◆ **INFORMATION PROVIDED**
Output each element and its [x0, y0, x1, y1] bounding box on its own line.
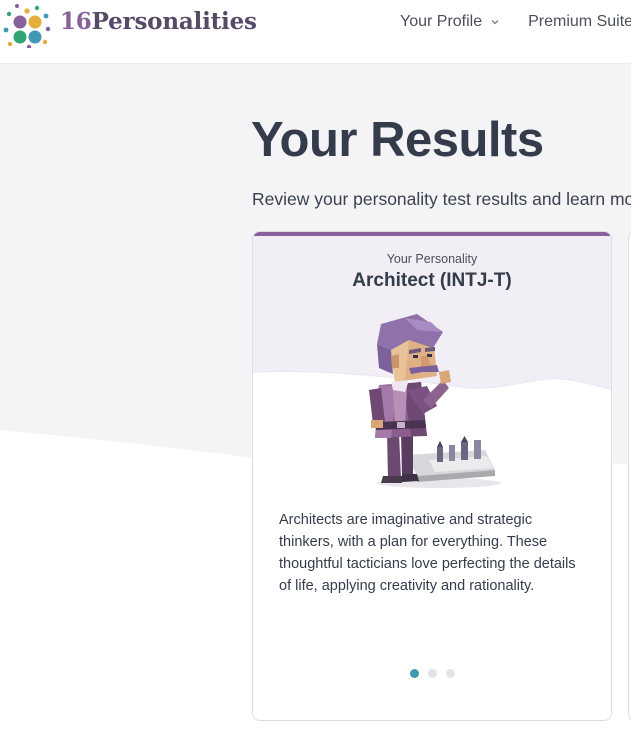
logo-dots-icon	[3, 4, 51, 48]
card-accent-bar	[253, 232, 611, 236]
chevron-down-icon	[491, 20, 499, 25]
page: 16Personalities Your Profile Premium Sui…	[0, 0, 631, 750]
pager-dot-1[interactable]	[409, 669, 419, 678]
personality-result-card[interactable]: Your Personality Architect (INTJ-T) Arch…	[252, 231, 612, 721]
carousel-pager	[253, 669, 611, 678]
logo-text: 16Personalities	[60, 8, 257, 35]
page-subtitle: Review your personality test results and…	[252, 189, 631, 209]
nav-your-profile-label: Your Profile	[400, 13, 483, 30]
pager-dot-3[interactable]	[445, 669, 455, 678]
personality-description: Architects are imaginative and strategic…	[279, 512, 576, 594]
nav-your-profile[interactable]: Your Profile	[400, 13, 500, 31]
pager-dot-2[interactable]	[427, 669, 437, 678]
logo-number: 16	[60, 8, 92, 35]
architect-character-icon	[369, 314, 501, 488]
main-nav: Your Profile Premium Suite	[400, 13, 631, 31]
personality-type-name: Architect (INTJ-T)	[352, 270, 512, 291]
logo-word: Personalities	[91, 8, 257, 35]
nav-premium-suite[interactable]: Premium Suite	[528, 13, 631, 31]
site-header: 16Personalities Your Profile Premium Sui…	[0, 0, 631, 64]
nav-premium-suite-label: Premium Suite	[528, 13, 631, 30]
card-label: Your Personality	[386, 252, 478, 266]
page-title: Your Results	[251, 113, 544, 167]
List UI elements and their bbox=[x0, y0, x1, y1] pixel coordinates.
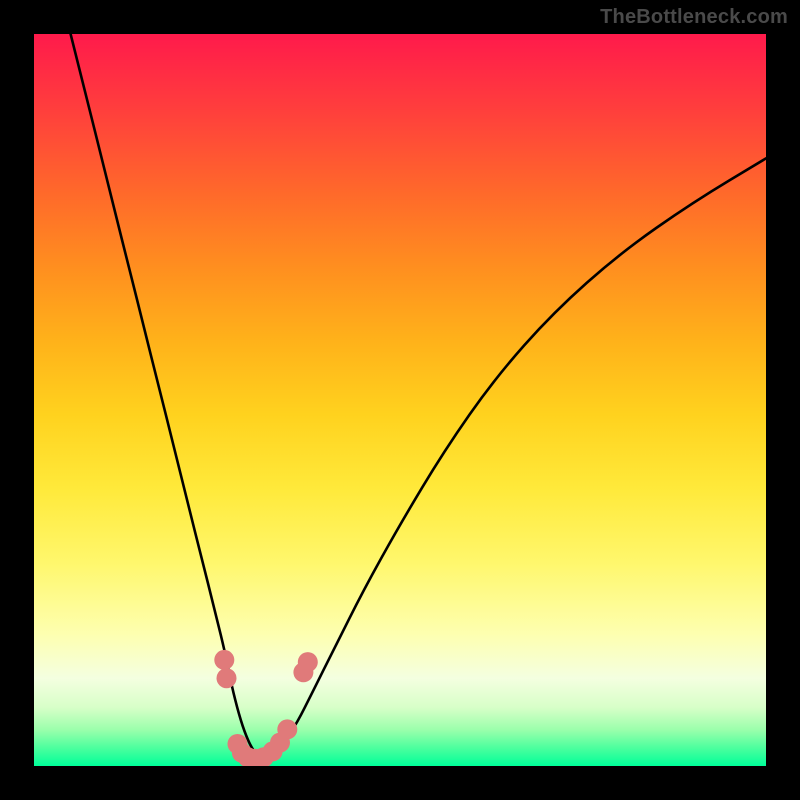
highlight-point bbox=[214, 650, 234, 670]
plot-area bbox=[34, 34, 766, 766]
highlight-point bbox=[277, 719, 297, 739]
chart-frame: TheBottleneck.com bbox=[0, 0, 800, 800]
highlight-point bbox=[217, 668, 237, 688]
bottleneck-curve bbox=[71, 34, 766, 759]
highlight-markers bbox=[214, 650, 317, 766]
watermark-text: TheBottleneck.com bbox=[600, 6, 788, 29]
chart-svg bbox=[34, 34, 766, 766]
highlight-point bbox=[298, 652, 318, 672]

◆ **TASK TO CARRY OUT**
Copy every line above word for word, leaving out the pictures.

◆ **COMPLETE RESPONSE**
Output each element and its [x0, y0, x1, y1] bounding box on its own line.
logo-dots-icon	[3, 4, 51, 48]
card-accent-bar	[253, 232, 611, 236]
chevron-down-icon	[491, 20, 499, 25]
page: 16Personalities Your Profile Premium Sui…	[0, 0, 631, 750]
pager-dot-1[interactable]	[409, 669, 419, 678]
personality-result-card[interactable]: Your Personality Architect (INTJ-T) Arch…	[252, 231, 612, 721]
carousel-pager	[253, 669, 611, 678]
logo-text: 16Personalities	[60, 8, 257, 35]
page-subtitle: Review your personality test results and…	[252, 189, 631, 209]
nav-your-profile-label: Your Profile	[400, 13, 483, 30]
pager-dot-3[interactable]	[445, 669, 455, 678]
personality-description: Architects are imaginative and strategic…	[279, 512, 576, 594]
nav-your-profile[interactable]: Your Profile	[400, 13, 500, 31]
pager-dot-2[interactable]	[427, 669, 437, 678]
logo-number: 16	[60, 8, 92, 35]
architect-character-icon	[369, 314, 501, 488]
main-nav: Your Profile Premium Suite	[400, 13, 631, 31]
personality-type-name: Architect (INTJ-T)	[352, 270, 512, 291]
logo-word: Personalities	[91, 8, 257, 35]
nav-premium-suite[interactable]: Premium Suite	[528, 13, 631, 31]
site-header: 16Personalities Your Profile Premium Sui…	[0, 0, 631, 64]
nav-premium-suite-label: Premium Suite	[528, 13, 631, 30]
card-label: Your Personality	[386, 252, 478, 266]
page-title: Your Results	[251, 113, 544, 167]
List UI elements and their bbox=[x0, y0, x1, y1] pixel coordinates.
highlight-point bbox=[214, 650, 234, 670]
plot-area bbox=[34, 34, 766, 766]
highlight-point bbox=[277, 719, 297, 739]
chart-frame: TheBottleneck.com bbox=[0, 0, 800, 800]
highlight-point bbox=[217, 668, 237, 688]
bottleneck-curve bbox=[71, 34, 766, 759]
highlight-markers bbox=[214, 650, 317, 766]
watermark-text: TheBottleneck.com bbox=[600, 6, 788, 29]
chart-svg bbox=[34, 34, 766, 766]
highlight-point bbox=[298, 652, 318, 672]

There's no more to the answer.